## Il tuo obiettivo
Stampa per intero l'estratto sulla memoria degli orrori e sui negazionisti, riportandolo parola per parola.

## Estratto selezionato
# # # # #
In casa di mio padre c’era un libricino intitolato “Pensaci uomo”. Io da bambina lo sfogliai e dentro c’erano immagini, fotografie. Montagne di occhiali, montagne di abiti, montagne di scarpe, montagne di borsette, montagne di corpi scheletriti ammucchiati l’uno sull’altro, e poi sapone, il sapone fatto con i corpi degli esseri umani morti nelle camere a gas.
Ci sono i negazionisti, ne parliamo come se fossero portatori di un’opinione, invece sono portatori di una rimozione.
Il lessico è importante. È ciò che esce dalla bocca di una persona che la accusa.
Gli orrori si rimuovono. Ma questo rafforza la tesi che le persone che negano o che ripetono, cioè hanno la coazione a ripetere, persino la violenza del passato, non sono persone forti, i forti sono quelli che sanno vivere in pace, sanno guardare in faccia gli orrori e ne sanno trarre insegnamento affinché non si verifichino più.
# # # # #
## Dati grezzi

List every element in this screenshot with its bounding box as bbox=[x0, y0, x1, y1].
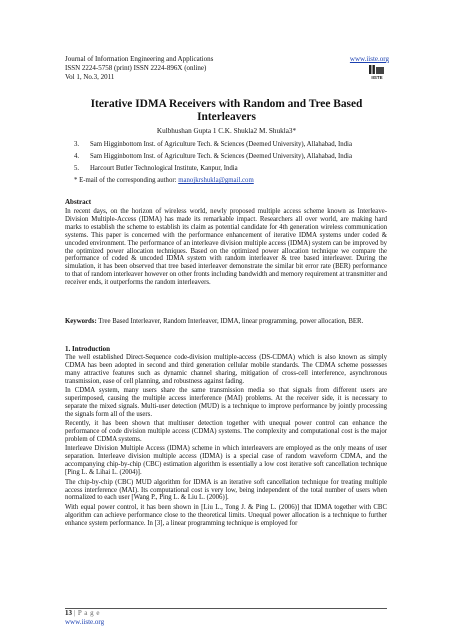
# # # # #
## Risultato finale
In casa di mio padre c’era un libricino intitolato “Pensaci uomo”. Io da bambina lo sfogliai e dentro c’erano immagini, fotografie. Montagne di occhiali, montagne di abiti, montagne di scarpe, montagne di borsette, montagne di corpi scheletriti ammucchiati l’uno sull’altro, e poi sapone, il sapone fatto con i corpi degli esseri umani morti nelle camere a gas.
Ci sono i negazionisti, ne parliamo come se fossero portatori di un’opinione, invece sono portatori di una rimozione.
Il lessico è importante. È ciò che esce dalla bocca di una persona che la accusa.
Gli orrori si rimuovono. Ma questo rafforza la tesi che le persone che negano o che ripetono, cioè hanno la coazione a ripetere, persino la violenza del passato, non sono persone forti, i forti sono quelli che sanno vivere in pace, sanno guardare in faccia gli orrori e ne sanno trarre insegnamento affinché non si verifichino più.